_Stated problem_
Find the lines that hold "units". Report only how many there are.

[Part of a data file]
━━━━
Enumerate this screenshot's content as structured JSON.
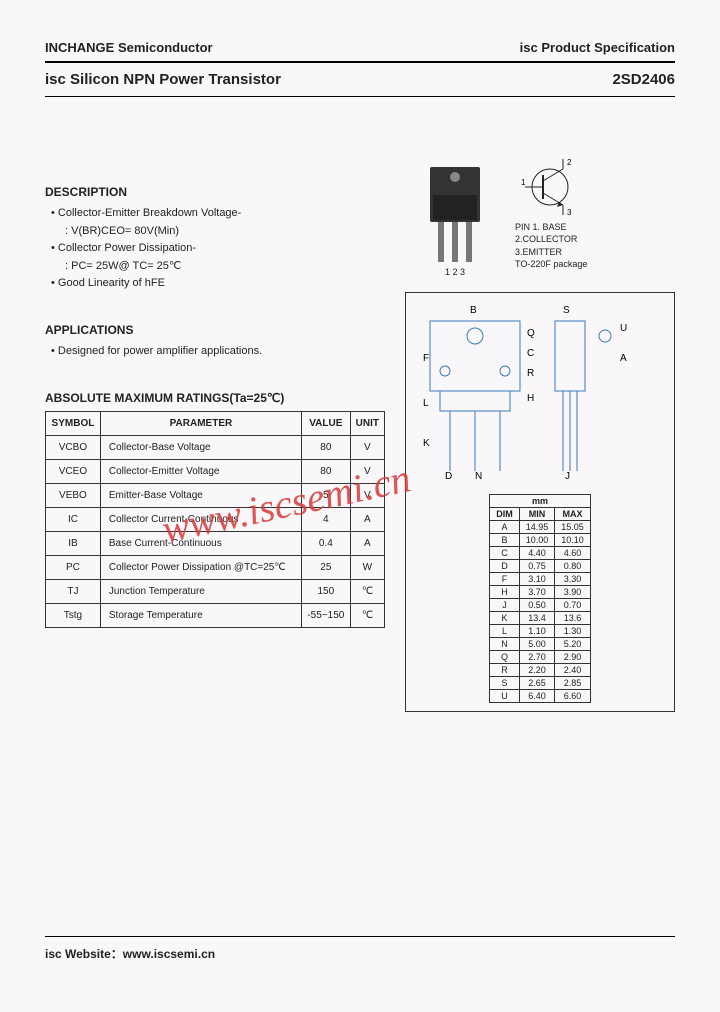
{
  "header": {
    "company": "INCHANGE Semiconductor",
    "spec": "isc Product Specification"
  },
  "title": {
    "product": "isc Silicon NPN Power Transistor",
    "part": "2SD2406"
  },
  "description": {
    "heading": "DESCRIPTION",
    "items": [
      "Collector-Emitter Breakdown Voltage-",
      "Collector Power Dissipation-",
      "Good Linearity of hFE"
    ],
    "sub1": ": V(BR)CEO= 80V(Min)",
    "sub2": ": PC= 25W@ TC= 25℃"
  },
  "applications": {
    "heading": "APPLICATIONS",
    "text": "Designed for power amplifier applications."
  },
  "ratings": {
    "heading": "ABSOLUTE MAXIMUM RATINGS(Ta=25℃)",
    "cols": [
      "SYMBOL",
      "PARAMETER",
      "VALUE",
      "UNIT"
    ],
    "rows": [
      [
        "VCBO",
        "Collector-Base Voltage",
        "80",
        "V"
      ],
      [
        "VCEO",
        "Collector-Emitter Voltage",
        "80",
        "V"
      ],
      [
        "VEBO",
        "Emitter-Base Voltage",
        "5",
        "V"
      ],
      [
        "IC",
        "Collector Current-Continuous",
        "4",
        "A"
      ],
      [
        "IB",
        "Base Current-Continuous",
        "0.4",
        "A"
      ],
      [
        "PC",
        "Collector Power Dissipation @TC=25℃",
        "25",
        "W"
      ],
      [
        "TJ",
        "Junction Temperature",
        "150",
        "℃"
      ],
      [
        "Tstg",
        "Storage Temperature",
        "-55~150",
        "℃"
      ]
    ]
  },
  "pins": {
    "label": "PIN",
    "p1": "1. BASE",
    "p2": "2.COLLECTOR",
    "p3": "3.EMITTER",
    "pkg": "TO-220F package",
    "nums": "1  2  3"
  },
  "dims": {
    "header_mm": "mm",
    "cols": [
      "DIM",
      "MIN",
      "MAX"
    ],
    "rows": [
      [
        "A",
        "14.95",
        "15.05"
      ],
      [
        "B",
        "10.00",
        "10.10"
      ],
      [
        "C",
        "4.40",
        "4.60"
      ],
      [
        "D",
        "0.75",
        "0.80"
      ],
      [
        "F",
        "3.10",
        "3.30"
      ],
      [
        "H",
        "3.70",
        "3.90"
      ],
      [
        "J",
        "0.50",
        "0.70"
      ],
      [
        "K",
        "13.4",
        "13.6"
      ],
      [
        "L",
        "1.10",
        "1.30"
      ],
      [
        "N",
        "5.00",
        "5.20"
      ],
      [
        "Q",
        "2.70",
        "2.90"
      ],
      [
        "R",
        "2.20",
        "2.40"
      ],
      [
        "S",
        "2.65",
        "2.85"
      ],
      [
        "U",
        "6.40",
        "6.60"
      ]
    ]
  },
  "watermark": "www.iscsemi.cn",
  "footer": "isc Website：www.iscsemi.cn",
  "colors": {
    "text": "#222222",
    "border": "#333333",
    "watermark": "#d93a3a",
    "bg": "#faf7fa"
  }
}
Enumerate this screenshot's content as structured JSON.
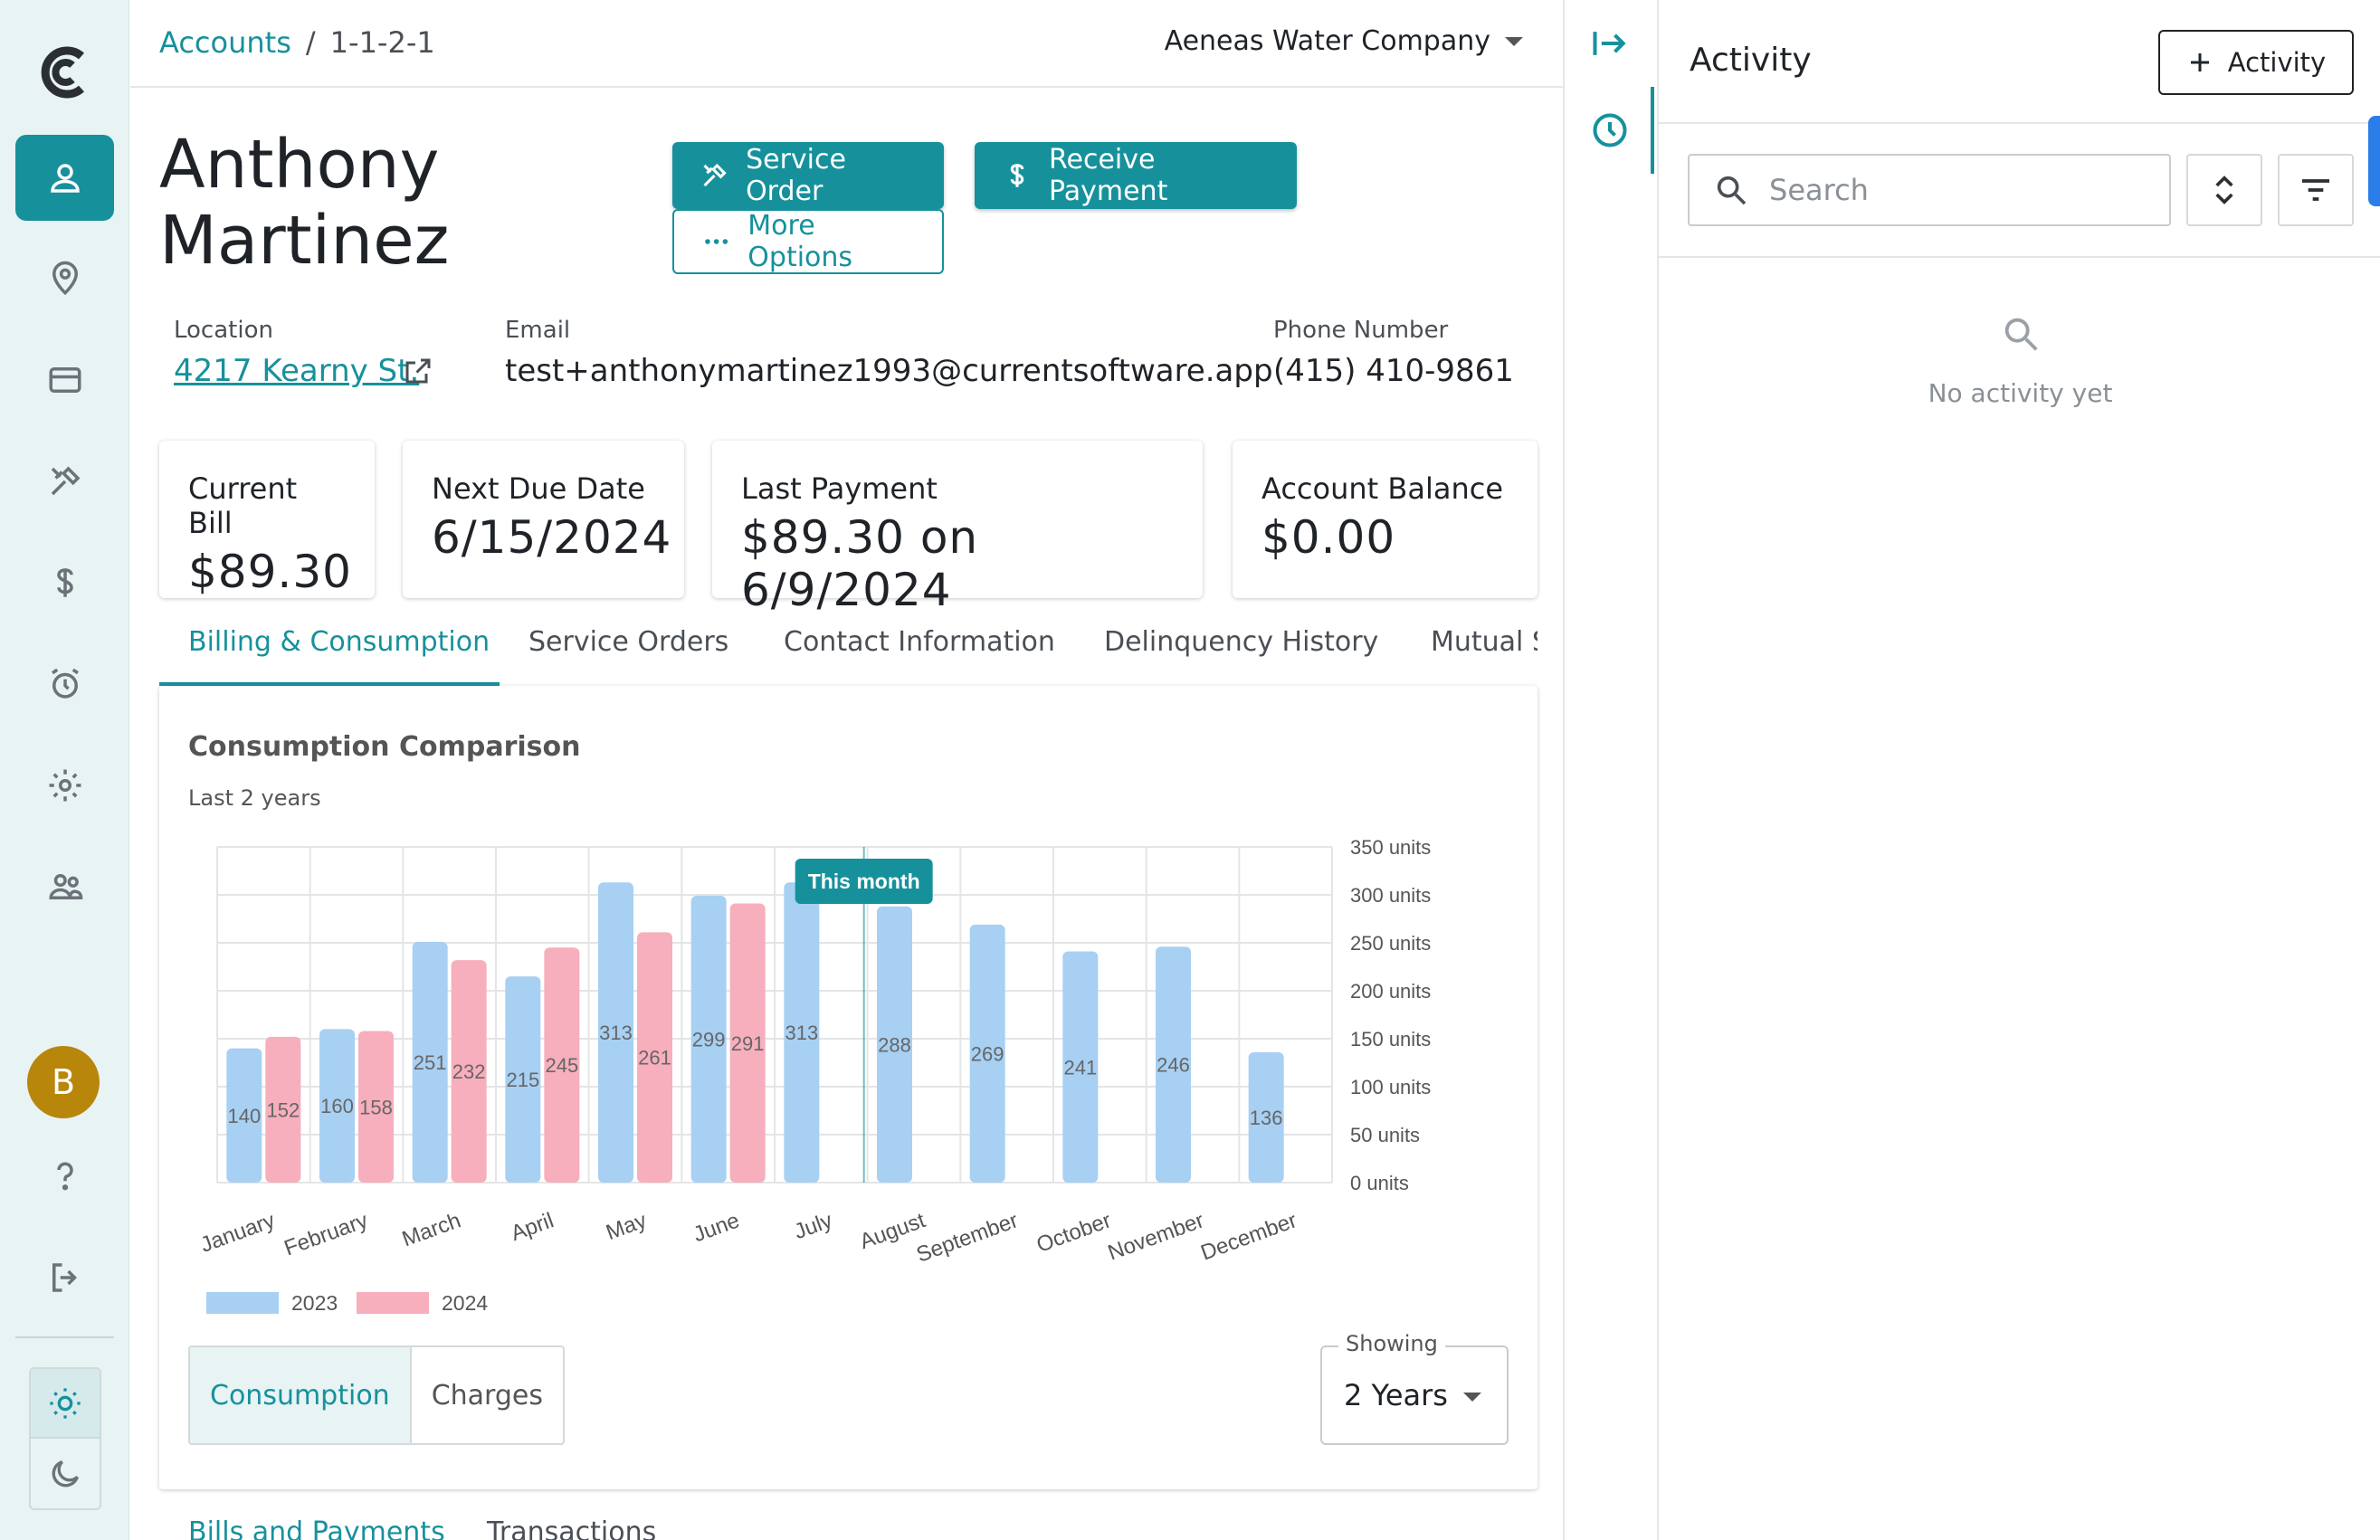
{
  "nav": {
    "items": [
      "accounts-icon",
      "location-icon",
      "billing-icon",
      "service-icon",
      "payments-icon",
      "reminders-icon",
      "settings-icon",
      "users-icon"
    ],
    "avatar_initial": "B",
    "help_icon": "help-icon",
    "logout_icon": "logout-icon",
    "theme": {
      "light": "sun-icon",
      "dark": "moon-icon"
    },
    "accent": "#16919c"
  },
  "breadcrumb": {
    "root": "Accounts",
    "separator": "/",
    "current": "1-1-2-1"
  },
  "company": "Aeneas Water Company",
  "customer": {
    "first": "Anthony",
    "last": "Martinez"
  },
  "actions": {
    "service_order": "Service Order",
    "receive_payment": "Receive Payment",
    "more_options": "More Options"
  },
  "info": {
    "location_label": "Location",
    "location_value": "4217 Kearny St.",
    "email_label": "Email",
    "email_value": "test+anthonymartinez1993@currentsoftware.app",
    "phone_label": "Phone Number",
    "phone_value": "(415) 410-9861"
  },
  "cards": [
    {
      "label": "Current Bill",
      "value": "$89.30"
    },
    {
      "label": "Next Due Date",
      "value": "6/15/2024"
    },
    {
      "label": "Last Payment",
      "value": "$89.30 on 6/9/2024"
    },
    {
      "label": "Account Balance",
      "value": "$0.00"
    }
  ],
  "tabs": [
    "Billing & Consumption",
    "Service Orders",
    "Contact Information",
    "Delinquency History",
    "Mutual S"
  ],
  "chart": {
    "title": "Consumption Comparison",
    "subtitle": "Last 2 years",
    "marker_label": "This month",
    "toggle": {
      "consumption": "Consumption",
      "charges": "Charges"
    },
    "showing_label": "Showing",
    "showing_value": "2 Years"
  },
  "chart_data": {
    "type": "bar",
    "categories": [
      "January",
      "February",
      "March",
      "April",
      "May",
      "June",
      "July",
      "August",
      "September",
      "October",
      "November",
      "December"
    ],
    "series": [
      {
        "name": "2023",
        "color": "#a7d0f3",
        "values": [
          140,
          160,
          251,
          215,
          313,
          299,
          313,
          288,
          269,
          241,
          246,
          136
        ]
      },
      {
        "name": "2024",
        "color": "#f7aebd",
        "values": [
          152,
          158,
          232,
          245,
          261,
          291,
          null,
          null,
          null,
          null,
          null,
          null
        ]
      }
    ],
    "y_ticks": [
      "0 units",
      "50 units",
      "100 units",
      "150 units",
      "200 units",
      "250 units",
      "300 units",
      "350 units"
    ],
    "ylim": [
      0,
      350
    ],
    "current_month": "July",
    "grid": true,
    "legend": "bottom-left"
  },
  "bottom_tabs": [
    "Bills and Payments",
    "Transactions"
  ],
  "rail": {
    "collapse_icon": "collapse-panel-icon",
    "history_icon": "history-icon"
  },
  "activity": {
    "title": "Activity",
    "add_label": "Activity",
    "search_placeholder": "Search",
    "empty_text": "No activity yet"
  }
}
━━━━
_Finished task_
8